(Records from a collection)
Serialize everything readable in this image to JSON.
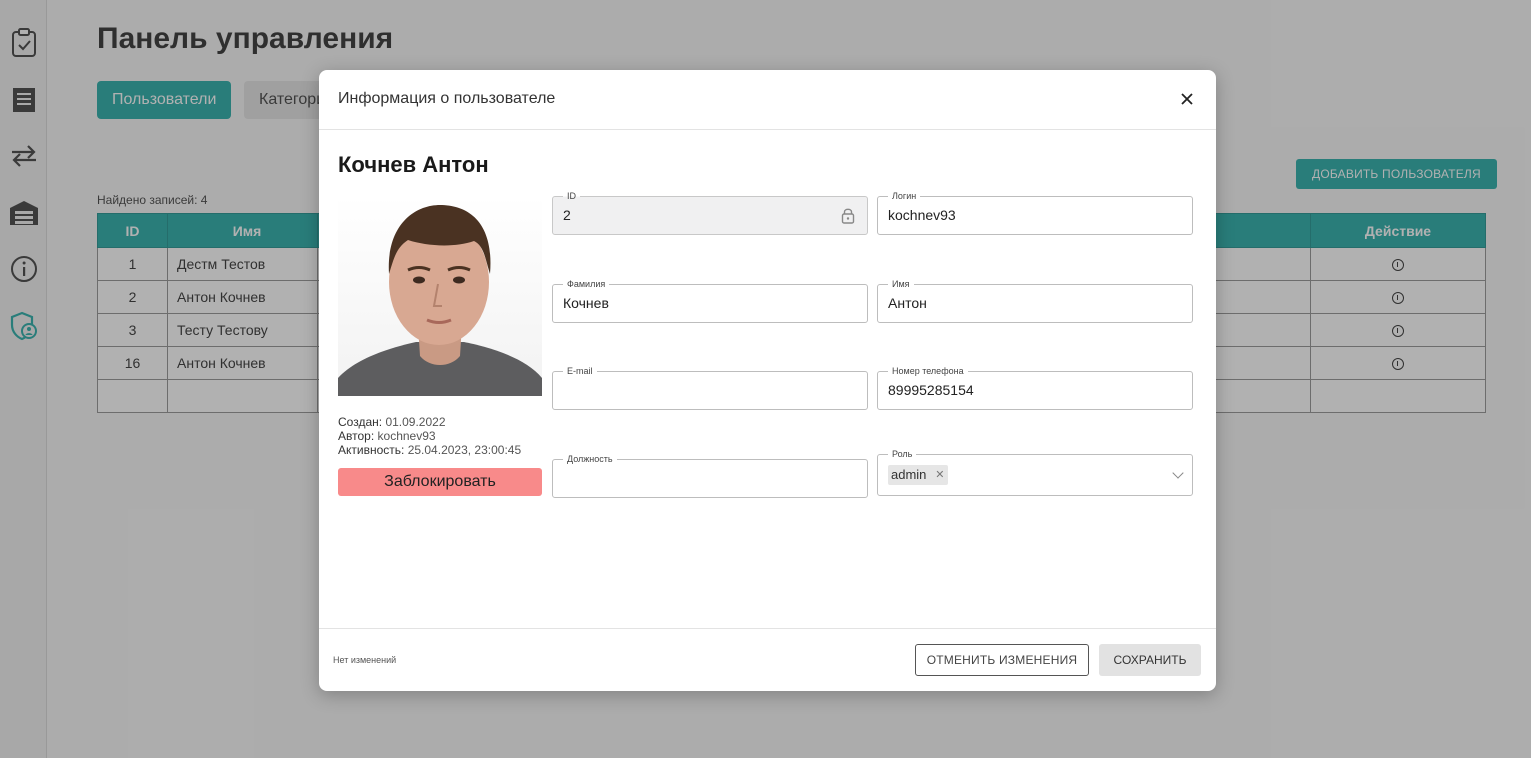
{
  "page": {
    "title": "Панель управления",
    "tabs": [
      {
        "label": "Пользователи"
      },
      {
        "label": "Категории"
      }
    ],
    "add_user_label": "ДОБАВИТЬ ПОЛЬЗОВАТЕЛЯ",
    "found_records": "Найдено записей: 4",
    "table": {
      "headers": {
        "id": "ID",
        "name": "Имя",
        "action": "Действие"
      },
      "rows": [
        {
          "id": "1",
          "name": "Дестм Тестов"
        },
        {
          "id": "2",
          "name": "Антон Кочнев"
        },
        {
          "id": "3",
          "name": "Тесту Тестову"
        },
        {
          "id": "16",
          "name": "Антон Кочнев"
        }
      ]
    }
  },
  "sidebar": {
    "icons": [
      "clipboard-check-icon",
      "receipt-icon",
      "transfer-arrows-icon",
      "warehouse-icon",
      "info-icon",
      "shield-user-icon"
    ],
    "accent": "#16a5a0"
  },
  "modal": {
    "title": "Информация о пользователе",
    "user_name": "Кочнев Антон",
    "meta": {
      "created_label": "Создан:",
      "created_value": "01.09.2022",
      "author_label": "Автор:",
      "author_value": "kochnev93",
      "activity_label": "Активность:",
      "activity_value": "25.04.2023, 23:00:45"
    },
    "block_label": "Заблокировать",
    "fields": {
      "id": {
        "label": "ID",
        "value": "2"
      },
      "login": {
        "label": "Логин",
        "value": "kochnev93"
      },
      "surname": {
        "label": "Фамилия",
        "value": "Кочнев"
      },
      "first_name": {
        "label": "Имя",
        "value": "Антон"
      },
      "email": {
        "label": "E-mail",
        "value": ""
      },
      "phone": {
        "label": "Номер телефона",
        "value": "89995285154"
      },
      "position": {
        "label": "Должность",
        "value": ""
      },
      "role": {
        "label": "Роль",
        "value": "admin"
      }
    },
    "footer": {
      "status": "Нет изменений",
      "cancel_label": "ОТМЕНИТЬ ИЗМЕНЕНИЯ",
      "save_label": "СОХРАНИТЬ"
    }
  },
  "colors": {
    "accent": "#16a5a0",
    "block_button": "#f88a8a"
  }
}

PROBLEM –
Search the records for the word "Кочнев", then list every line that has it.

ANSWER BELOW –
          "name": "Антон Кочнев"
          "name": "Антон Кочнев"
    "user_name": "Кочнев Антон",
        "value": "Кочнев"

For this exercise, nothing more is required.